## Task instructions
Please pull out every line that includes the string "Offer".

## Data section
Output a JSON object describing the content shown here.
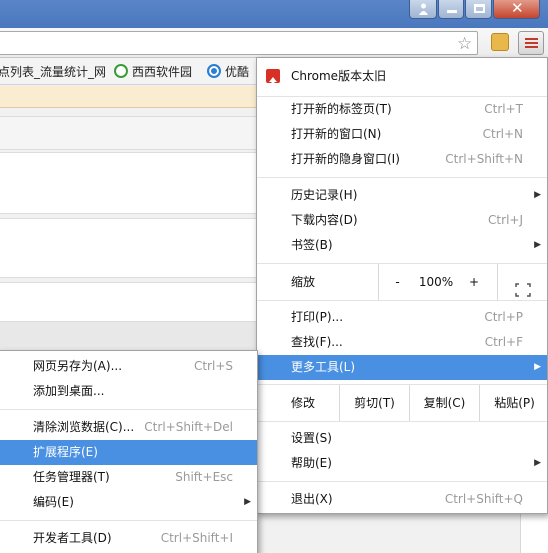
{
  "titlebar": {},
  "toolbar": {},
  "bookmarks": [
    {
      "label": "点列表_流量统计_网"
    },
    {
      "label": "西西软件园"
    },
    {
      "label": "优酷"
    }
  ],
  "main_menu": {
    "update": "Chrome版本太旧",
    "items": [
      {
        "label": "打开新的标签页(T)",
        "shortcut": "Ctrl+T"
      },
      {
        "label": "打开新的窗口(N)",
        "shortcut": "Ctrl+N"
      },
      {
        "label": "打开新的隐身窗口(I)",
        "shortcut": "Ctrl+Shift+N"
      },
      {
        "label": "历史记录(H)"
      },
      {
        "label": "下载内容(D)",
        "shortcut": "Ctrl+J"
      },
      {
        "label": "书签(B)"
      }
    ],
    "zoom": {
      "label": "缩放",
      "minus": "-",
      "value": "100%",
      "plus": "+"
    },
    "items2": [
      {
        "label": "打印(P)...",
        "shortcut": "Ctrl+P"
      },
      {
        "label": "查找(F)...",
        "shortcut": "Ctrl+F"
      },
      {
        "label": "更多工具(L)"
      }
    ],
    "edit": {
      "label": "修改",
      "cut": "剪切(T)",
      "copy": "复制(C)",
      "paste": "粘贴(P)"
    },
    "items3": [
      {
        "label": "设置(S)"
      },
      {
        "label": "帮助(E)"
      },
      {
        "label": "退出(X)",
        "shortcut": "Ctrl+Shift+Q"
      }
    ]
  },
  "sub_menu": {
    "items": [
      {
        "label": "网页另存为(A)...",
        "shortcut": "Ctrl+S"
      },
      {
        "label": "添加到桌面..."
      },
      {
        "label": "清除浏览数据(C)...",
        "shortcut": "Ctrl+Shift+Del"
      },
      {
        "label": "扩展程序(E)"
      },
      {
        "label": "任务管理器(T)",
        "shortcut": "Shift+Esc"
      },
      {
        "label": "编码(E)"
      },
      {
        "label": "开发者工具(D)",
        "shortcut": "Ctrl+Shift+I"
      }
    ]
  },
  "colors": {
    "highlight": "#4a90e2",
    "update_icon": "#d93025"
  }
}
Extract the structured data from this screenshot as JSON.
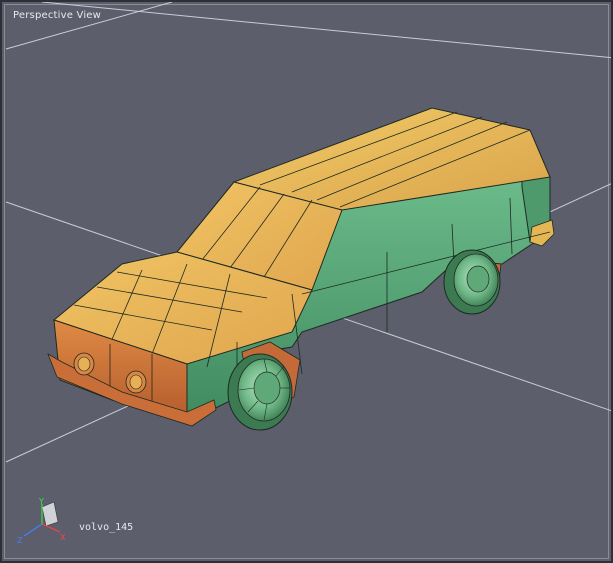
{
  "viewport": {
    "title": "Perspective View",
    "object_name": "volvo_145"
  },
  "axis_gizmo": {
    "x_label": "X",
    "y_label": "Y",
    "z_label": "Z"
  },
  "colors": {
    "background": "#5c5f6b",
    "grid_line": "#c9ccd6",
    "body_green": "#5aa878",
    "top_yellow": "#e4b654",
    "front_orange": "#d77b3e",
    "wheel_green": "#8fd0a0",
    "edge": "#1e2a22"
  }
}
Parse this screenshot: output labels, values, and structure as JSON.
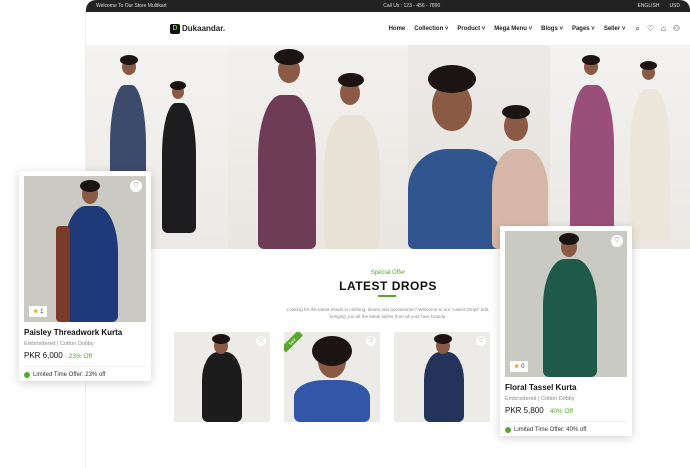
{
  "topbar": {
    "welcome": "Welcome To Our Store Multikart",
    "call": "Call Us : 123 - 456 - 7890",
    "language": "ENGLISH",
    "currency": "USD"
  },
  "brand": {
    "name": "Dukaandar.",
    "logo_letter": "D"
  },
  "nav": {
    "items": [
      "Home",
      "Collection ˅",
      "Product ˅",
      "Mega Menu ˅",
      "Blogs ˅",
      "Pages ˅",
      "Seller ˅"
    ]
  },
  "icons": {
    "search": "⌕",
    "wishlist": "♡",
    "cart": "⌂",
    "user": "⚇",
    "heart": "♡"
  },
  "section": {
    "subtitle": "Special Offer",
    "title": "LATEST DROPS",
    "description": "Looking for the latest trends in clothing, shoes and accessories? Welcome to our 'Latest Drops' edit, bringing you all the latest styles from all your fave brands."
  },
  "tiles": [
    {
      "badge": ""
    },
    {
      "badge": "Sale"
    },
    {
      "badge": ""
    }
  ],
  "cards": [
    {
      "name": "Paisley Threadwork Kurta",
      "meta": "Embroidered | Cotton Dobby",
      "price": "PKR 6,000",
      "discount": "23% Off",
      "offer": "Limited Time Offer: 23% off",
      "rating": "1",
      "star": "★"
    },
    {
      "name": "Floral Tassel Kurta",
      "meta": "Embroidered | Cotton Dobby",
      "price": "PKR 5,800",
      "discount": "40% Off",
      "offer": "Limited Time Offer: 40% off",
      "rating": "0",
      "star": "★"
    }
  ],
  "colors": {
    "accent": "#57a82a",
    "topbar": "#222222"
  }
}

...

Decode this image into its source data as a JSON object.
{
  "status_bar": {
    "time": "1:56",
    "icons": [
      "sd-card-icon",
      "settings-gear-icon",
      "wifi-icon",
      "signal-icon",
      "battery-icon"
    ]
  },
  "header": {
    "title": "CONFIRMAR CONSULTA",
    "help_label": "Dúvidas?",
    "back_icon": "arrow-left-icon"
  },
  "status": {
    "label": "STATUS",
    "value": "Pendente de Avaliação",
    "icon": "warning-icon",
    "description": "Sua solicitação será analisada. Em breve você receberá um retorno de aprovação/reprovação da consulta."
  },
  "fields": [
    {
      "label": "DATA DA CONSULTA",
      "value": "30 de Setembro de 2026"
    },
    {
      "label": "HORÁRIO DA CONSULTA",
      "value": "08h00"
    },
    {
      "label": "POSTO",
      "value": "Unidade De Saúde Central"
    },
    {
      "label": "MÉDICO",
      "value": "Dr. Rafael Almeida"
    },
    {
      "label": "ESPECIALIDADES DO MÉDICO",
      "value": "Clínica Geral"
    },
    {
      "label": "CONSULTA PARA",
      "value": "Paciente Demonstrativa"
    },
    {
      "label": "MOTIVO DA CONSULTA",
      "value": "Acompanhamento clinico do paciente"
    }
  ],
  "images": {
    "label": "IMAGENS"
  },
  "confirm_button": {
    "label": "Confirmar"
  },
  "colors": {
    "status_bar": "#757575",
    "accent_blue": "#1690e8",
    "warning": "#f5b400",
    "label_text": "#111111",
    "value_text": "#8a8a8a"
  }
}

* * *

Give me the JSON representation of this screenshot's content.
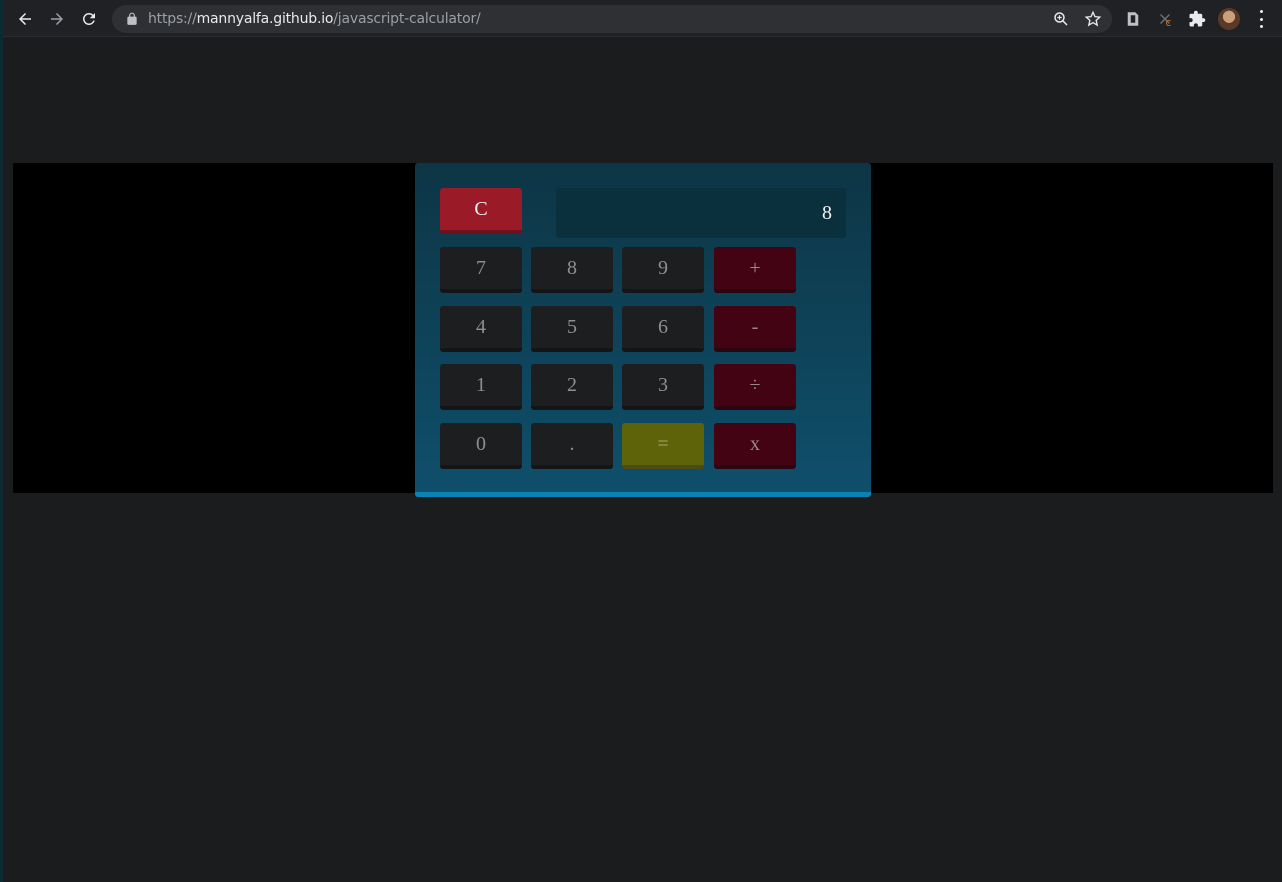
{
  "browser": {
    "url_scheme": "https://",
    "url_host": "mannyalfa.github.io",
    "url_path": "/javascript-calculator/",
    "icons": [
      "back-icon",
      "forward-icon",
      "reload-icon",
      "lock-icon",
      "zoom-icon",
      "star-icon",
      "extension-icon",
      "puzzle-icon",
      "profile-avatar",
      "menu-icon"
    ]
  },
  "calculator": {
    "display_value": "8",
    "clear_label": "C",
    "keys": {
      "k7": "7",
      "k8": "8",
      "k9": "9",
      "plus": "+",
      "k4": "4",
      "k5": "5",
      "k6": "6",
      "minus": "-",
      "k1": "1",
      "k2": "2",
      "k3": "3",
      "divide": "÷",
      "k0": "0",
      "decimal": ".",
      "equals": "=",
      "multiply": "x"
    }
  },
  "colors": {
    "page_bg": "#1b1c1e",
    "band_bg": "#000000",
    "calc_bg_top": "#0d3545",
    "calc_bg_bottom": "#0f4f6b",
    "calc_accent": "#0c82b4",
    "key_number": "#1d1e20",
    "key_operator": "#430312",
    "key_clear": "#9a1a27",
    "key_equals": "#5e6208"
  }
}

## Reply to the exercise
    "subtitle": "Special Offer",
      "offer": "Limited Time Offer: 23% off",
      "offer": "Limited Time Offer: 40% off",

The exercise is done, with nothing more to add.